| The request |
Pictures are not part of the copy; repeat everything else in the records exactly.

Data tied to figure images:
--------------------

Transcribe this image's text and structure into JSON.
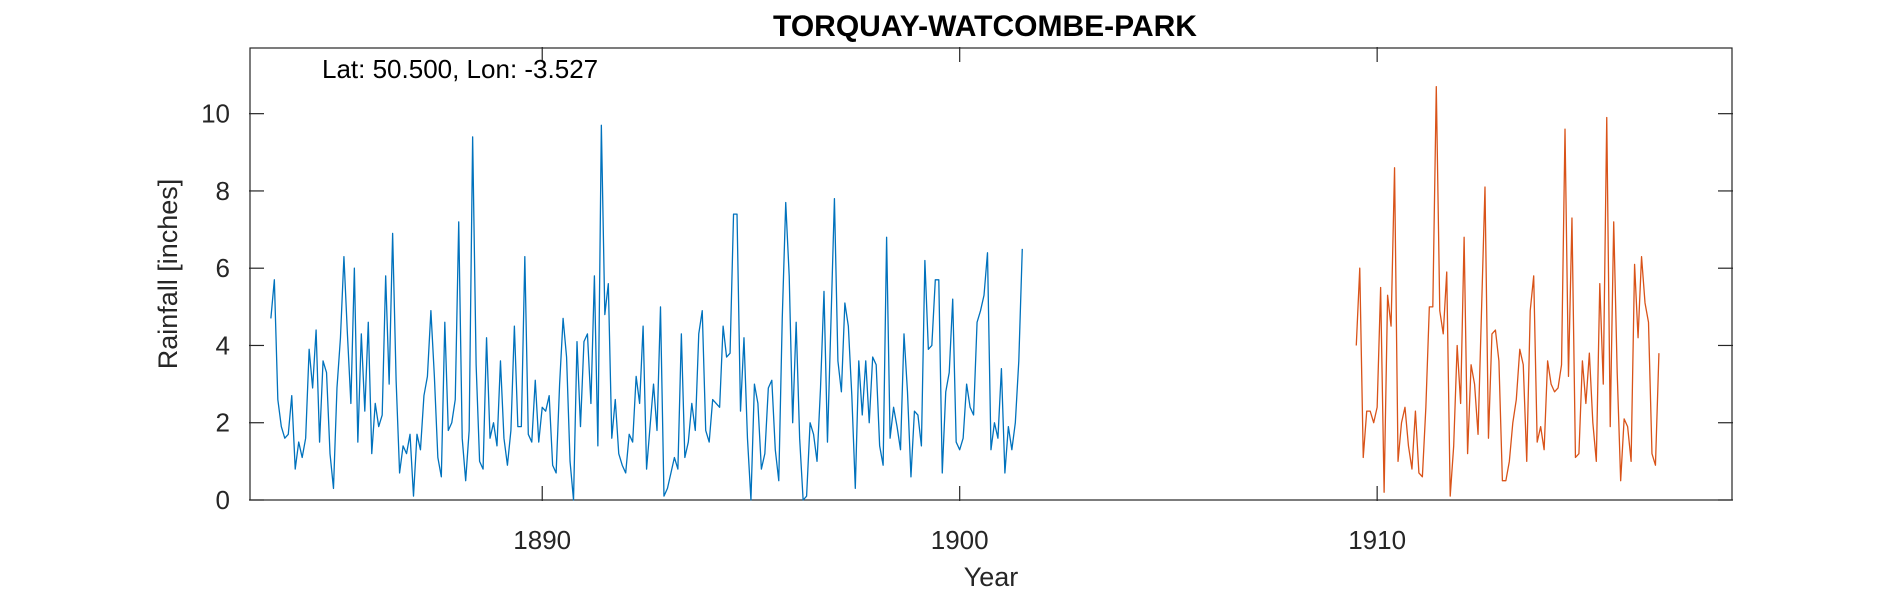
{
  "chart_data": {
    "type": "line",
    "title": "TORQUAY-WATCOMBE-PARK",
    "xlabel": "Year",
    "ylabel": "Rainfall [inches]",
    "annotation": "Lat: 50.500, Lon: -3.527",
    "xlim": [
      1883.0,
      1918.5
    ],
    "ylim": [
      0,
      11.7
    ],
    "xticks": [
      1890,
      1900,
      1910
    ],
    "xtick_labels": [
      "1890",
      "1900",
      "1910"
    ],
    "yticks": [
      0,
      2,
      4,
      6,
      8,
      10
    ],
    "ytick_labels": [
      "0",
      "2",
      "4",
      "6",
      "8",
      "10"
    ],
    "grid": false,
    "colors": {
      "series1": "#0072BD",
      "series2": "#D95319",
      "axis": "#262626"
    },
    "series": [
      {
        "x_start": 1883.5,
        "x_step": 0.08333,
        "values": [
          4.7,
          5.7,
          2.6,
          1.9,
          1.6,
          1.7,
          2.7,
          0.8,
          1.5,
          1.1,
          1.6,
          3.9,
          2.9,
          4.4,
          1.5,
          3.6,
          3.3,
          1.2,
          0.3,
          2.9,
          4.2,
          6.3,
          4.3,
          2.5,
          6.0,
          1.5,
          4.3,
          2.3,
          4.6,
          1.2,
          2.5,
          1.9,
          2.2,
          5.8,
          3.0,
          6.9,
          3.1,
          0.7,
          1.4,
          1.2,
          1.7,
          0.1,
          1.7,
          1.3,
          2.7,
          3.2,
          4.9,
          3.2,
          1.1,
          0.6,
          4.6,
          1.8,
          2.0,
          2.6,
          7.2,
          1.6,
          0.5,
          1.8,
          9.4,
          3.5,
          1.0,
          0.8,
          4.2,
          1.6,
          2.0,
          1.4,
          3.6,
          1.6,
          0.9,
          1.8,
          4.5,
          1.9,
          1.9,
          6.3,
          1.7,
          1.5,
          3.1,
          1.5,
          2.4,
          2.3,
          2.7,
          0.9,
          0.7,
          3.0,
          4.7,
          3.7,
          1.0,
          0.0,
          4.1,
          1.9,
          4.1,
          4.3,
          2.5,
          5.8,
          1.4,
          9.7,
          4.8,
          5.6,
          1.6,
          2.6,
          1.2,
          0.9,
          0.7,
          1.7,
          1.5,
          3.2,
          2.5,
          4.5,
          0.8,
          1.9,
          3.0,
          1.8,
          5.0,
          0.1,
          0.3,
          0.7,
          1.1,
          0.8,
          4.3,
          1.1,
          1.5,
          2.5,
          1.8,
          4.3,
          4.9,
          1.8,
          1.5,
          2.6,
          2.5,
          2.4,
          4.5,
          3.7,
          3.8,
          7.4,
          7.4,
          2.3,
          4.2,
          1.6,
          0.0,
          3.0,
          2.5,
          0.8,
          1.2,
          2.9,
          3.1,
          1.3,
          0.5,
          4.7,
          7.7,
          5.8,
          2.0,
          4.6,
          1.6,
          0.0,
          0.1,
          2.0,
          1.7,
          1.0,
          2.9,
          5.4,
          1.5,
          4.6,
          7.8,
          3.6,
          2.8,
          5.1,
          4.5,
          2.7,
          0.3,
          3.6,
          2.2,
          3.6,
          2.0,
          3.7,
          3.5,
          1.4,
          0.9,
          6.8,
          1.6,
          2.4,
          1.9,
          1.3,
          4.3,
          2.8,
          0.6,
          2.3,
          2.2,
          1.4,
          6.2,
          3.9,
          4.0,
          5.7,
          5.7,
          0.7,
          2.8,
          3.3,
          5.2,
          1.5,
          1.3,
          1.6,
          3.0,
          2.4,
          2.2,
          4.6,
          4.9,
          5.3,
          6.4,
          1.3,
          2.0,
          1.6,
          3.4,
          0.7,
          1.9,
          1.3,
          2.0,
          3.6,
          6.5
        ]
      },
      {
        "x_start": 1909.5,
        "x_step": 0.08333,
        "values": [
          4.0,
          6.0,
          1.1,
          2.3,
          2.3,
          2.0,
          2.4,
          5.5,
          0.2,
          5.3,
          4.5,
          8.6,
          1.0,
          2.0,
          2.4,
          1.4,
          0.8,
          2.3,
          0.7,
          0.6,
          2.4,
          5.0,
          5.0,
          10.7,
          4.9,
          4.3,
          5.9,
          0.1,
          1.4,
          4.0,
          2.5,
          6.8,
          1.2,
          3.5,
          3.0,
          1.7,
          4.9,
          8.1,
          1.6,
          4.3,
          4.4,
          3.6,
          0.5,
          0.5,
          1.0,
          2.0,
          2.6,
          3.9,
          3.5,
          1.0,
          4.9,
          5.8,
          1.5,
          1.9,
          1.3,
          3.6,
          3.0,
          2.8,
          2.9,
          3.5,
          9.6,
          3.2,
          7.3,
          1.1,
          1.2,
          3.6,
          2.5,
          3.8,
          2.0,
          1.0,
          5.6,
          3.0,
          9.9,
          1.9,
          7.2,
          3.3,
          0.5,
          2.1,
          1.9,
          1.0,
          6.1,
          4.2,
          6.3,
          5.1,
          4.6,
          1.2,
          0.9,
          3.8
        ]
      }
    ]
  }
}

--------------------

| Task result |
Transcribe this image's text and structure into JSON.
{
  "chart_data": {
    "type": "line",
    "title": "TORQUAY-WATCOMBE-PARK",
    "xlabel": "Year",
    "ylabel": "Rainfall [inches]",
    "annotation": "Lat: 50.500, Lon: -3.527",
    "xlim": [
      1883.0,
      1918.5
    ],
    "ylim": [
      0,
      11.7
    ],
    "xticks": [
      1890,
      1900,
      1910
    ],
    "xtick_labels": [
      "1890",
      "1900",
      "1910"
    ],
    "yticks": [
      0,
      2,
      4,
      6,
      8,
      10
    ],
    "ytick_labels": [
      "0",
      "2",
      "4",
      "6",
      "8",
      "10"
    ],
    "grid": false,
    "colors": {
      "series1": "#0072BD",
      "series2": "#D95319",
      "axis": "#262626"
    },
    "series": [
      {
        "x_start": 1883.5,
        "x_step": 0.08333,
        "values": [
          4.7,
          5.7,
          2.6,
          1.9,
          1.6,
          1.7,
          2.7,
          0.8,
          1.5,
          1.1,
          1.6,
          3.9,
          2.9,
          4.4,
          1.5,
          3.6,
          3.3,
          1.2,
          0.3,
          2.9,
          4.2,
          6.3,
          4.3,
          2.5,
          6.0,
          1.5,
          4.3,
          2.3,
          4.6,
          1.2,
          2.5,
          1.9,
          2.2,
          5.8,
          3.0,
          6.9,
          3.1,
          0.7,
          1.4,
          1.2,
          1.7,
          0.1,
          1.7,
          1.3,
          2.7,
          3.2,
          4.9,
          3.2,
          1.1,
          0.6,
          4.6,
          1.8,
          2.0,
          2.6,
          7.2,
          1.6,
          0.5,
          1.8,
          9.4,
          3.5,
          1.0,
          0.8,
          4.2,
          1.6,
          2.0,
          1.4,
          3.6,
          1.6,
          0.9,
          1.8,
          4.5,
          1.9,
          1.9,
          6.3,
          1.7,
          1.5,
          3.1,
          1.5,
          2.4,
          2.3,
          2.7,
          0.9,
          0.7,
          3.0,
          4.7,
          3.7,
          1.0,
          0.0,
          4.1,
          1.9,
          4.1,
          4.3,
          2.5,
          5.8,
          1.4,
          9.7,
          4.8,
          5.6,
          1.6,
          2.6,
          1.2,
          0.9,
          0.7,
          1.7,
          1.5,
          3.2,
          2.5,
          4.5,
          0.8,
          1.9,
          3.0,
          1.8,
          5.0,
          0.1,
          0.3,
          0.7,
          1.1,
          0.8,
          4.3,
          1.1,
          1.5,
          2.5,
          1.8,
          4.3,
          4.9,
          1.8,
          1.5,
          2.6,
          2.5,
          2.4,
          4.5,
          3.7,
          3.8,
          7.4,
          7.4,
          2.3,
          4.2,
          1.6,
          0.0,
          3.0,
          2.5,
          0.8,
          1.2,
          2.9,
          3.1,
          1.3,
          0.5,
          4.7,
          7.7,
          5.8,
          2.0,
          4.6,
          1.6,
          0.0,
          0.1,
          2.0,
          1.7,
          1.0,
          2.9,
          5.4,
          1.5,
          4.6,
          7.8,
          3.6,
          2.8,
          5.1,
          4.5,
          2.7,
          0.3,
          3.6,
          2.2,
          3.6,
          2.0,
          3.7,
          3.5,
          1.4,
          0.9,
          6.8,
          1.6,
          2.4,
          1.9,
          1.3,
          4.3,
          2.8,
          0.6,
          2.3,
          2.2,
          1.4,
          6.2,
          3.9,
          4.0,
          5.7,
          5.7,
          0.7,
          2.8,
          3.3,
          5.2,
          1.5,
          1.3,
          1.6,
          3.0,
          2.4,
          2.2,
          4.6,
          4.9,
          5.3,
          6.4,
          1.3,
          2.0,
          1.6,
          3.4,
          0.7,
          1.9,
          1.3,
          2.0,
          3.6,
          6.5
        ]
      },
      {
        "x_start": 1909.5,
        "x_step": 0.08333,
        "values": [
          4.0,
          6.0,
          1.1,
          2.3,
          2.3,
          2.0,
          2.4,
          5.5,
          0.2,
          5.3,
          4.5,
          8.6,
          1.0,
          2.0,
          2.4,
          1.4,
          0.8,
          2.3,
          0.7,
          0.6,
          2.4,
          5.0,
          5.0,
          10.7,
          4.9,
          4.3,
          5.9,
          0.1,
          1.4,
          4.0,
          2.5,
          6.8,
          1.2,
          3.5,
          3.0,
          1.7,
          4.9,
          8.1,
          1.6,
          4.3,
          4.4,
          3.6,
          0.5,
          0.5,
          1.0,
          2.0,
          2.6,
          3.9,
          3.5,
          1.0,
          4.9,
          5.8,
          1.5,
          1.9,
          1.3,
          3.6,
          3.0,
          2.8,
          2.9,
          3.5,
          9.6,
          3.2,
          7.3,
          1.1,
          1.2,
          3.6,
          2.5,
          3.8,
          2.0,
          1.0,
          5.6,
          3.0,
          9.9,
          1.9,
          7.2,
          3.3,
          0.5,
          2.1,
          1.9,
          1.0,
          6.1,
          4.2,
          6.3,
          5.1,
          4.6,
          1.2,
          0.9,
          3.8
        ]
      }
    ]
  }
}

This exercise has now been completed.